> [WHAT TO DO]
Repeat the listing in full. Nothing may be added or left out.

[A block of data]
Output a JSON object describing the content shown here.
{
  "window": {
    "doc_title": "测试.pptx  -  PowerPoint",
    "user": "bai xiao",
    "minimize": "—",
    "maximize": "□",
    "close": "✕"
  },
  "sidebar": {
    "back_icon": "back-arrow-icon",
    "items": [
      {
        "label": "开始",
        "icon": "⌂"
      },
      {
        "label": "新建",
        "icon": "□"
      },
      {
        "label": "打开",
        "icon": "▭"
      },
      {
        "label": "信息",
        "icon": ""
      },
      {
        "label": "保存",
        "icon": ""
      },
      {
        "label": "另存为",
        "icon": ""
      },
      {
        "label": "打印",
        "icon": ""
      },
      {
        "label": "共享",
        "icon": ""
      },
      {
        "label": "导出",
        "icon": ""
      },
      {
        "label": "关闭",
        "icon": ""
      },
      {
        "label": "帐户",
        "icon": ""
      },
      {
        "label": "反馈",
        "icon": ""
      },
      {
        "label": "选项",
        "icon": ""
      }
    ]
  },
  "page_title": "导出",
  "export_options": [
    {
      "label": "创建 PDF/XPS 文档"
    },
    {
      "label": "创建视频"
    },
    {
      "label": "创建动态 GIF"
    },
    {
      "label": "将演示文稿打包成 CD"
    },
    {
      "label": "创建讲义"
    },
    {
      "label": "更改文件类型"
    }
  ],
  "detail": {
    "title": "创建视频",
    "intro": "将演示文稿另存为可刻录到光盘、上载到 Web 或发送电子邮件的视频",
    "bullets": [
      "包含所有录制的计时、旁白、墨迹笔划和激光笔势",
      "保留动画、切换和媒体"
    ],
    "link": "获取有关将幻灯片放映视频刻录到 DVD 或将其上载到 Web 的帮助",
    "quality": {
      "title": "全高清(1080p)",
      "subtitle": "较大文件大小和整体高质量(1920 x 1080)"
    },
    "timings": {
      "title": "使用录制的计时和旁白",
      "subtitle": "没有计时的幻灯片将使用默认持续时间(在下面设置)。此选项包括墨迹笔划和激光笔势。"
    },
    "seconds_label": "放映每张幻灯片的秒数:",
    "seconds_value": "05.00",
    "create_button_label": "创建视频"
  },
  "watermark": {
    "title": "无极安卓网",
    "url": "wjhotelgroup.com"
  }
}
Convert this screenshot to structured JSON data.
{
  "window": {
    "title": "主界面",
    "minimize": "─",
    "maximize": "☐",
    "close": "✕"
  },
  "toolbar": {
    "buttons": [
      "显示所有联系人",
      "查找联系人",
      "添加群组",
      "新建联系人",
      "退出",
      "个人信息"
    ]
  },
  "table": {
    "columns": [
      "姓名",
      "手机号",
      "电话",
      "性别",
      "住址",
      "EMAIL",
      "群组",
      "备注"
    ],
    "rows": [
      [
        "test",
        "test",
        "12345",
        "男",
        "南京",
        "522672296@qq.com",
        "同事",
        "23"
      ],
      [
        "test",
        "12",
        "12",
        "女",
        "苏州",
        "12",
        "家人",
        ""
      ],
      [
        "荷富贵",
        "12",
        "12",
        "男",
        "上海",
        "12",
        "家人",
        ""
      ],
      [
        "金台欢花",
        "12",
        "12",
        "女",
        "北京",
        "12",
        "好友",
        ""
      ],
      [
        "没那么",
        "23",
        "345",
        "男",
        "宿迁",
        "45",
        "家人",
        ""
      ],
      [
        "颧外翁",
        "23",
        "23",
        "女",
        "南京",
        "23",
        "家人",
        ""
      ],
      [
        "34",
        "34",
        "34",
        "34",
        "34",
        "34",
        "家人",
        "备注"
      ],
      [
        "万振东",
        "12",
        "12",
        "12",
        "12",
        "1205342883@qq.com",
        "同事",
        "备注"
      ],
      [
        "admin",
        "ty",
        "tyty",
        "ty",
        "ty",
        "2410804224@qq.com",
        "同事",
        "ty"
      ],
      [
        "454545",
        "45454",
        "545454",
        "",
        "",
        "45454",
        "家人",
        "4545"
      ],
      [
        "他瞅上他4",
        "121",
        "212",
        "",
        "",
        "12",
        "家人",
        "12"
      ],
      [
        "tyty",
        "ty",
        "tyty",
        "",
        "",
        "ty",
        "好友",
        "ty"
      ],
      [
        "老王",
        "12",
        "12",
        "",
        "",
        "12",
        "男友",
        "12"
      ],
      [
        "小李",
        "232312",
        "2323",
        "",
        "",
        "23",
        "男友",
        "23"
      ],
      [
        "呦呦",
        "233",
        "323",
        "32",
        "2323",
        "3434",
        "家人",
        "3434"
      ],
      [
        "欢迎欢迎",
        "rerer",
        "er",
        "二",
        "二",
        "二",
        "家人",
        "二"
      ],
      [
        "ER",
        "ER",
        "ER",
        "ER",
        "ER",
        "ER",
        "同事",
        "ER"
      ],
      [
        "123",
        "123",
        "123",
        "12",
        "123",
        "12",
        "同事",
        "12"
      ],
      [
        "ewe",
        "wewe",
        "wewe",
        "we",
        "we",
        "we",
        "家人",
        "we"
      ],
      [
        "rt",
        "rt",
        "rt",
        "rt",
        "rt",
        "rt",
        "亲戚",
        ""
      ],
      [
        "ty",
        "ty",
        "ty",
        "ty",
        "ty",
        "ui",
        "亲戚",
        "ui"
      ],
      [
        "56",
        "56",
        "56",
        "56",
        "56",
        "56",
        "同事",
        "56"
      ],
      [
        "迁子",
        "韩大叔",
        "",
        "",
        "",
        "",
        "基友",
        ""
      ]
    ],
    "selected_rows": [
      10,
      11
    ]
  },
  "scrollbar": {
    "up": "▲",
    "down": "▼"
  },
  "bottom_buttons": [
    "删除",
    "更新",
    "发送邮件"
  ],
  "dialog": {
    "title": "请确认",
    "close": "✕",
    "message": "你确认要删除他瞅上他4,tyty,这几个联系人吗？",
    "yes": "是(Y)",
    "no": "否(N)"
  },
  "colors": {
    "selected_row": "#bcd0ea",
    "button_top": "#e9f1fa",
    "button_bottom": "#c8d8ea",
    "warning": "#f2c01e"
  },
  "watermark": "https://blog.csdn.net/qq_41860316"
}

> [ANSWER BELOW]
Output a JSON object describing the content shown here.
{
  "window": {
    "doc_title": "测试.pptx  -  PowerPoint",
    "user": "bai xiao",
    "minimize": "—",
    "maximize": "□",
    "close": "✕"
  },
  "sidebar": {
    "back_icon": "back-arrow-icon",
    "items": [
      {
        "label": "开始",
        "icon": "⌂"
      },
      {
        "label": "新建",
        "icon": "□"
      },
      {
        "label": "打开",
        "icon": "▭"
      },
      {
        "label": "信息",
        "icon": ""
      },
      {
        "label": "保存",
        "icon": ""
      },
      {
        "label": "另存为",
        "icon": ""
      },
      {
        "label": "打印",
        "icon": ""
      },
      {
        "label": "共享",
        "icon": ""
      },
      {
        "label": "导出",
        "icon": ""
      },
      {
        "label": "关闭",
        "icon": ""
      },
      {
        "label": "帐户",
        "icon": ""
      },
      {
        "label": "反馈",
        "icon": ""
      },
      {
        "label": "选项",
        "icon": ""
      }
    ]
  },
  "page_title": "导出",
  "export_options": [
    {
      "label": "创建 PDF/XPS 文档"
    },
    {
      "label": "创建视频"
    },
    {
      "label": "创建动态 GIF"
    },
    {
      "label": "将演示文稿打包成 CD"
    },
    {
      "label": "创建讲义"
    },
    {
      "label": "更改文件类型"
    }
  ],
  "detail": {
    "title": "创建视频",
    "intro": "将演示文稿另存为可刻录到光盘、上载到 Web 或发送电子邮件的视频",
    "bullets": [
      "包含所有录制的计时、旁白、墨迹笔划和激光笔势",
      "保留动画、切换和媒体"
    ],
    "link": "获取有关将幻灯片放映视频刻录到 DVD 或将其上载到 Web 的帮助",
    "quality": {
      "title": "全高清(1080p)",
      "subtitle": "较大文件大小和整体高质量(1920 x 1080)"
    },
    "timings": {
      "title": "使用录制的计时和旁白",
      "subtitle": "没有计时的幻灯片将使用默认持续时间(在下面设置)。此选项包括墨迹笔划和激光笔势。"
    },
    "seconds_label": "放映每张幻灯片的秒数:",
    "seconds_value": "05.00",
    "create_button_label": "创建视频"
  },
  "watermark": {
    "title": "无极安卓网",
    "url": "wjhotelgroup.com"
  }
}
Convert this screenshot to structured JSON data.
{
  "window": {
    "title": "主界面",
    "minimize": "─",
    "maximize": "☐",
    "close": "✕"
  },
  "toolbar": {
    "buttons": [
      "显示所有联系人",
      "查找联系人",
      "添加群组",
      "新建联系人",
      "退出",
      "个人信息"
    ]
  },
  "table": {
    "columns": [
      "姓名",
      "手机号",
      "电话",
      "性别",
      "住址",
      "EMAIL",
      "群组",
      "备注"
    ],
    "rows": [
      [
        "test",
        "test",
        "12345",
        "男",
        "南京",
        "522672296@qq.com",
        "同事",
        "23"
      ],
      [
        "test",
        "12",
        "12",
        "女",
        "苏州",
        "12",
        "家人",
        ""
      ],
      [
        "荷富贵",
        "12",
        "12",
        "男",
        "上海",
        "12",
        "家人",
        ""
      ],
      [
        "金台欢花",
        "12",
        "12",
        "女",
        "北京",
        "12",
        "好友",
        ""
      ],
      [
        "没那么",
        "23",
        "345",
        "男",
        "宿迁",
        "45",
        "家人",
        ""
      ],
      [
        "颧外翁",
        "23",
        "23",
        "女",
        "南京",
        "23",
        "家人",
        ""
      ],
      [
        "34",
        "34",
        "34",
        "34",
        "34",
        "34",
        "家人",
        "备注"
      ],
      [
        "万振东",
        "12",
        "12",
        "12",
        "12",
        "1205342883@qq.com",
        "同事",
        "备注"
      ],
      [
        "admin",
        "ty",
        "tyty",
        "ty",
        "ty",
        "2410804224@qq.com",
        "同事",
        "ty"
      ],
      [
        "454545",
        "45454",
        "545454",
        "",
        "",
        "45454",
        "家人",
        "4545"
      ],
      [
        "他瞅上他4",
        "121",
        "212",
        "",
        "",
        "12",
        "家人",
        "12"
      ],
      [
        "tyty",
        "ty",
        "tyty",
        "",
        "",
        "ty",
        "好友",
        "ty"
      ],
      [
        "老王",
        "12",
        "12",
        "",
        "",
        "12",
        "男友",
        "12"
      ],
      [
        "小李",
        "232312",
        "2323",
        "",
        "",
        "23",
        "男友",
        "23"
      ],
      [
        "呦呦",
        "233",
        "323",
        "32",
        "2323",
        "3434",
        "家人",
        "3434"
      ],
      [
        "欢迎欢迎",
        "rerer",
        "er",
        "二",
        "二",
        "二",
        "家人",
        "二"
      ],
      [
        "ER",
        "ER",
        "ER",
        "ER",
        "ER",
        "ER",
        "同事",
        "ER"
      ],
      [
        "123",
        "123",
        "123",
        "12",
        "123",
        "12",
        "同事",
        "12"
      ],
      [
        "ewe",
        "wewe",
        "wewe",
        "we",
        "we",
        "we",
        "家人",
        "we"
      ],
      [
        "rt",
        "rt",
        "rt",
        "rt",
        "rt",
        "rt",
        "亲戚",
        ""
      ],
      [
        "ty",
        "ty",
        "ty",
        "ty",
        "ty",
        "ui",
        "亲戚",
        "ui"
      ],
      [
        "56",
        "56",
        "56",
        "56",
        "56",
        "56",
        "同事",
        "56"
      ],
      [
        "迁子",
        "韩大叔",
        "",
        "",
        "",
        "",
        "基友",
        ""
      ]
    ],
    "selected_rows": [
      10,
      11
    ]
  },
  "scrollbar": {
    "up": "▲",
    "down": "▼"
  },
  "bottom_buttons": [
    "删除",
    "更新",
    "发送邮件"
  ],
  "dialog": {
    "title": "请确认",
    "close": "✕",
    "message": "你确认要删除他瞅上他4,tyty,这几个联系人吗？",
    "yes": "是(Y)",
    "no": "否(N)"
  },
  "colors": {
    "selected_row": "#bcd0ea",
    "button_top": "#e9f1fa",
    "button_bottom": "#c8d8ea",
    "warning": "#f2c01e"
  },
  "watermark": "https://blog.csdn.net/qq_41860316"
}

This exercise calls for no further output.